**WHAT IS BEING ASKED:** Output all of the records exactly as written.

Excerpts from a figure dataset
start
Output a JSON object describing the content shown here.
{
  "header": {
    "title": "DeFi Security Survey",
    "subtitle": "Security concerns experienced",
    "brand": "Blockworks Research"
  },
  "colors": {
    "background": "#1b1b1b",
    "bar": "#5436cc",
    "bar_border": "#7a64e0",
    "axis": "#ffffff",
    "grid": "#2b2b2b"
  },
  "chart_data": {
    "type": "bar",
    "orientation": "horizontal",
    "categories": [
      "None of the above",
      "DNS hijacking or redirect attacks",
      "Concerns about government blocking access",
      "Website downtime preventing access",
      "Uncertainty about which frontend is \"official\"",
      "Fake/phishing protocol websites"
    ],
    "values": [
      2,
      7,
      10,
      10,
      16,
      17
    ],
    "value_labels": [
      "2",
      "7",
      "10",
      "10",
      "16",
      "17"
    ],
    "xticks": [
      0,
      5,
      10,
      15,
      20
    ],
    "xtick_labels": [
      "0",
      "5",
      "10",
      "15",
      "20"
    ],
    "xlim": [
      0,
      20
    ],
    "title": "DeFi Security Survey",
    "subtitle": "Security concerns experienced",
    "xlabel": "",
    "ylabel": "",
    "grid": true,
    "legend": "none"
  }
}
end
**OUTPUT:**
Output a JSON object describing the content shown here.
{
  "header": {
    "title": "DeFi Security Survey",
    "subtitle": "Security concerns experienced",
    "brand": "Blockworks Research"
  },
  "colors": {
    "background": "#1b1b1b",
    "bar": "#5436cc",
    "bar_border": "#7a64e0",
    "axis": "#ffffff",
    "grid": "#2b2b2b"
  },
  "chart_data": {
    "type": "bar",
    "orientation": "horizontal",
    "categories": [
      "None of the above",
      "DNS hijacking or redirect attacks",
      "Concerns about government blocking access",
      "Website downtime preventing access",
      "Uncertainty about which frontend is \"official\"",
      "Fake/phishing protocol websites"
    ],
    "values": [
      2,
      7,
      10,
      10,
      16,
      17
    ],
    "value_labels": [
      "2",
      "7",
      "10",
      "10",
      "16",
      "17"
    ],
    "xticks": [
      0,
      5,
      10,
      15,
      20
    ],
    "xtick_labels": [
      "0",
      "5",
      "10",
      "15",
      "20"
    ],
    "xlim": [
      0,
      20
    ],
    "title": "DeFi Security Survey",
    "subtitle": "Security concerns experienced",
    "xlabel": "",
    "ylabel": "",
    "grid": true,
    "legend": "none"
  }
}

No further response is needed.